> [Data items]:
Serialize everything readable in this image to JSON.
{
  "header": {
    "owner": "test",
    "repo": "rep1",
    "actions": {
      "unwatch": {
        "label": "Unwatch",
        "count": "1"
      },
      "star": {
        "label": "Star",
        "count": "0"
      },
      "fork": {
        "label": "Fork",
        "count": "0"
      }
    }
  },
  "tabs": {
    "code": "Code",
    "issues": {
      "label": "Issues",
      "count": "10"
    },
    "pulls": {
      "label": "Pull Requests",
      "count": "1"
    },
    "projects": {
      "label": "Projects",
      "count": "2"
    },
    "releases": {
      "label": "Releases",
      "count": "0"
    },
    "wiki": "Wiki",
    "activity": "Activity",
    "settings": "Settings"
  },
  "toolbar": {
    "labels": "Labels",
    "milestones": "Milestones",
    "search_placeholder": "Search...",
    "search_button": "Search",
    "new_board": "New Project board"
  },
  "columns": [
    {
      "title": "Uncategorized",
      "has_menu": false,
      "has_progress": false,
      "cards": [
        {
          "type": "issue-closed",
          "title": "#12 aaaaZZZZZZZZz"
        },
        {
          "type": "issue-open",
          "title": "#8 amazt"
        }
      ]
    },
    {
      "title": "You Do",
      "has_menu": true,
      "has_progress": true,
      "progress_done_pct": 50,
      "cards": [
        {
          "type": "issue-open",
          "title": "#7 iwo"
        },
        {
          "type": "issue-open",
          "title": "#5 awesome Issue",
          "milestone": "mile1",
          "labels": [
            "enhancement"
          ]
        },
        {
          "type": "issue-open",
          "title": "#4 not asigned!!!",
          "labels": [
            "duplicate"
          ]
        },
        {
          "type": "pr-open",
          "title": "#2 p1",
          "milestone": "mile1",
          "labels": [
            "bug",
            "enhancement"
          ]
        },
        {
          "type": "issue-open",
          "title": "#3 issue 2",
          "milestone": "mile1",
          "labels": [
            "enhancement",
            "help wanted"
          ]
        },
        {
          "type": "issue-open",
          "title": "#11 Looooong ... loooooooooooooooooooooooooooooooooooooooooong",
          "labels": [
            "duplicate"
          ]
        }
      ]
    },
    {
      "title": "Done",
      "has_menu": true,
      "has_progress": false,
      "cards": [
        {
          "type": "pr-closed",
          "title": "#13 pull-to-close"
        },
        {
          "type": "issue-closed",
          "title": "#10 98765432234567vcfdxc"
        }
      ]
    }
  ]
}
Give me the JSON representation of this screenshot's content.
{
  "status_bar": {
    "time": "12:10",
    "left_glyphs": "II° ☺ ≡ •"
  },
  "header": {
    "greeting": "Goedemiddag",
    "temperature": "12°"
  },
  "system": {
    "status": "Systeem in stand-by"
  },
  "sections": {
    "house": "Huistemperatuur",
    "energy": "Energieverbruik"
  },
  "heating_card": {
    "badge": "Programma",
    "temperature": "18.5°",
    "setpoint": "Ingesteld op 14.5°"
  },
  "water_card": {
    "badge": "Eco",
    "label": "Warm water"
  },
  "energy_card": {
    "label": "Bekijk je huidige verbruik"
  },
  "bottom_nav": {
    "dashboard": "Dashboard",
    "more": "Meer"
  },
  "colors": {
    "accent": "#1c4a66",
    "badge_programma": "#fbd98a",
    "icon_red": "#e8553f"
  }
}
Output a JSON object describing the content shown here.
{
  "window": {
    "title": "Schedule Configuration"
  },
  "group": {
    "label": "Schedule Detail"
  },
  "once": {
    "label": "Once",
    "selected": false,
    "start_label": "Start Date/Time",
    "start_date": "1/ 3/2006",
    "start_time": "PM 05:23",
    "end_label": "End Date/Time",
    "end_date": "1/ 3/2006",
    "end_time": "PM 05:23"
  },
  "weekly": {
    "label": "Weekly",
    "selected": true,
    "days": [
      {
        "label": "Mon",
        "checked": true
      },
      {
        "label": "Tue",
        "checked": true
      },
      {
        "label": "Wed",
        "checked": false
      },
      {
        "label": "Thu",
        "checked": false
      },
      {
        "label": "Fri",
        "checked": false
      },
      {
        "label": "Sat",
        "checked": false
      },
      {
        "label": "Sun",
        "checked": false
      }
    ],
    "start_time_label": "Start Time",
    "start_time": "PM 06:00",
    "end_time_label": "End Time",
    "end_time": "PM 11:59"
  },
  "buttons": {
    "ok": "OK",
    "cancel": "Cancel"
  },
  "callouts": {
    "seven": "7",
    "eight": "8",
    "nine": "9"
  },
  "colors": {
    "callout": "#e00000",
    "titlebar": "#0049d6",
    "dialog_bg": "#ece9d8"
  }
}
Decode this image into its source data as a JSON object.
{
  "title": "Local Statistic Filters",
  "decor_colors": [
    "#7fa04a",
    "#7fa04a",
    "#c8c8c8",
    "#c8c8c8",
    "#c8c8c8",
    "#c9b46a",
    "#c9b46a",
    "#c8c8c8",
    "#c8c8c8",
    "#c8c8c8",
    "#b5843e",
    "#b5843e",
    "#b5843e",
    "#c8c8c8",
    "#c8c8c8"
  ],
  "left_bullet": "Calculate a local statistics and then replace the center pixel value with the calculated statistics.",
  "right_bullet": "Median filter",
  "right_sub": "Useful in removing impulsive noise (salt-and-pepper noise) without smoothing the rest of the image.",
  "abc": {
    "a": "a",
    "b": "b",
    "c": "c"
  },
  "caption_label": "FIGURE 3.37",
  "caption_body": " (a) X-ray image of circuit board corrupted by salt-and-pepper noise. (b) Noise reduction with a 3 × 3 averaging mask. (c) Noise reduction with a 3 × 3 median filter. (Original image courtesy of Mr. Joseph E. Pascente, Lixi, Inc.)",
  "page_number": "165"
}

> [Your goal]: The entries above should be repeated exactly, every one of them.

> [Response below]:
Serialize everything readable in this image to JSON.
{
  "header": {
    "owner": "test",
    "repo": "rep1",
    "actions": {
      "unwatch": {
        "label": "Unwatch",
        "count": "1"
      },
      "star": {
        "label": "Star",
        "count": "0"
      },
      "fork": {
        "label": "Fork",
        "count": "0"
      }
    }
  },
  "tabs": {
    "code": "Code",
    "issues": {
      "label": "Issues",
      "count": "10"
    },
    "pulls": {
      "label": "Pull Requests",
      "count": "1"
    },
    "projects": {
      "label": "Projects",
      "count": "2"
    },
    "releases": {
      "label": "Releases",
      "count": "0"
    },
    "wiki": "Wiki",
    "activity": "Activity",
    "settings": "Settings"
  },
  "toolbar": {
    "labels": "Labels",
    "milestones": "Milestones",
    "search_placeholder": "Search...",
    "search_button": "Search",
    "new_board": "New Project board"
  },
  "columns": [
    {
      "title": "Uncategorized",
      "has_menu": false,
      "has_progress": false,
      "cards": [
        {
          "type": "issue-closed",
          "title": "#12 aaaaZZZZZZZZz"
        },
        {
          "type": "issue-open",
          "title": "#8 amazt"
        }
      ]
    },
    {
      "title": "You Do",
      "has_menu": true,
      "has_progress": true,
      "progress_done_pct": 50,
      "cards": [
        {
          "type": "issue-open",
          "title": "#7 iwo"
        },
        {
          "type": "issue-open",
          "title": "#5 awesome Issue",
          "milestone": "mile1",
          "labels": [
            "enhancement"
          ]
        },
        {
          "type": "issue-open",
          "title": "#4 not asigned!!!",
          "labels": [
            "duplicate"
          ]
        },
        {
          "type": "pr-open",
          "title": "#2 p1",
          "milestone": "mile1",
          "labels": [
            "bug",
            "enhancement"
          ]
        },
        {
          "type": "issue-open",
          "title": "#3 issue 2",
          "milestone": "mile1",
          "labels": [
            "enhancement",
            "help wanted"
          ]
        },
        {
          "type": "issue-open",
          "title": "#11 Looooong ... loooooooooooooooooooooooooooooooooooooooooong",
          "labels": [
            "duplicate"
          ]
        }
      ]
    },
    {
      "title": "Done",
      "has_menu": true,
      "has_progress": false,
      "cards": [
        {
          "type": "pr-closed",
          "title": "#13 pull-to-close"
        },
        {
          "type": "issue-closed",
          "title": "#10 98765432234567vcfdxc"
        }
      ]
    }
  ]
}
Give me the JSON representation of this screenshot's content.
{
  "status_bar": {
    "time": "12:10",
    "left_glyphs": "II° ☺ ≡ •"
  },
  "header": {
    "greeting": "Goedemiddag",
    "temperature": "12°"
  },
  "system": {
    "status": "Systeem in stand-by"
  },
  "sections": {
    "house": "Huistemperatuur",
    "energy": "Energieverbruik"
  },
  "heating_card": {
    "badge": "Programma",
    "temperature": "18.5°",
    "setpoint": "Ingesteld op 14.5°"
  },
  "water_card": {
    "badge": "Eco",
    "label": "Warm water"
  },
  "energy_card": {
    "label": "Bekijk je huidige verbruik"
  },
  "bottom_nav": {
    "dashboard": "Dashboard",
    "more": "Meer"
  },
  "colors": {
    "accent": "#1c4a66",
    "badge_programma": "#fbd98a",
    "icon_red": "#e8553f"
  }
}
Output a JSON object describing the content shown here.
{
  "window": {
    "title": "Schedule Configuration"
  },
  "group": {
    "label": "Schedule Detail"
  },
  "once": {
    "label": "Once",
    "selected": false,
    "start_label": "Start Date/Time",
    "start_date": "1/ 3/2006",
    "start_time": "PM 05:23",
    "end_label": "End Date/Time",
    "end_date": "1/ 3/2006",
    "end_time": "PM 05:23"
  },
  "weekly": {
    "label": "Weekly",
    "selected": true,
    "days": [
      {
        "label": "Mon",
        "checked": true
      },
      {
        "label": "Tue",
        "checked": true
      },
      {
        "label": "Wed",
        "checked": false
      },
      {
        "label": "Thu",
        "checked": false
      },
      {
        "label": "Fri",
        "checked": false
      },
      {
        "label": "Sat",
        "checked": false
      },
      {
        "label": "Sun",
        "checked": false
      }
    ],
    "start_time_label": "Start Time",
    "start_time": "PM 06:00",
    "end_time_label": "End Time",
    "end_time": "PM 11:59"
  },
  "buttons": {
    "ok": "OK",
    "cancel": "Cancel"
  },
  "callouts": {
    "seven": "7",
    "eight": "8",
    "nine": "9"
  },
  "colors": {
    "callout": "#e00000",
    "titlebar": "#0049d6",
    "dialog_bg": "#ece9d8"
  }
}
Decode this image into its source data as a JSON object.
{
  "title": "Local Statistic Filters",
  "decor_colors": [
    "#7fa04a",
    "#7fa04a",
    "#c8c8c8",
    "#c8c8c8",
    "#c8c8c8",
    "#c9b46a",
    "#c9b46a",
    "#c8c8c8",
    "#c8c8c8",
    "#c8c8c8",
    "#b5843e",
    "#b5843e",
    "#b5843e",
    "#c8c8c8",
    "#c8c8c8"
  ],
  "left_bullet": "Calculate a local statistics and then replace the center pixel value with the calculated statistics.",
  "right_bullet": "Median filter",
  "right_sub": "Useful in removing impulsive noise (salt-and-pepper noise) without smoothing the rest of the image.",
  "abc": {
    "a": "a",
    "b": "b",
    "c": "c"
  },
  "caption_label": "FIGURE 3.37",
  "caption_body": " (a) X-ray image of circuit board corrupted by salt-and-pepper noise. (b) Noise reduction with a 3 × 3 averaging mask. (c) Noise reduction with a 3 × 3 median filter. (Original image courtesy of Mr. Joseph E. Pascente, Lixi, Inc.)",
  "page_number": "165"
}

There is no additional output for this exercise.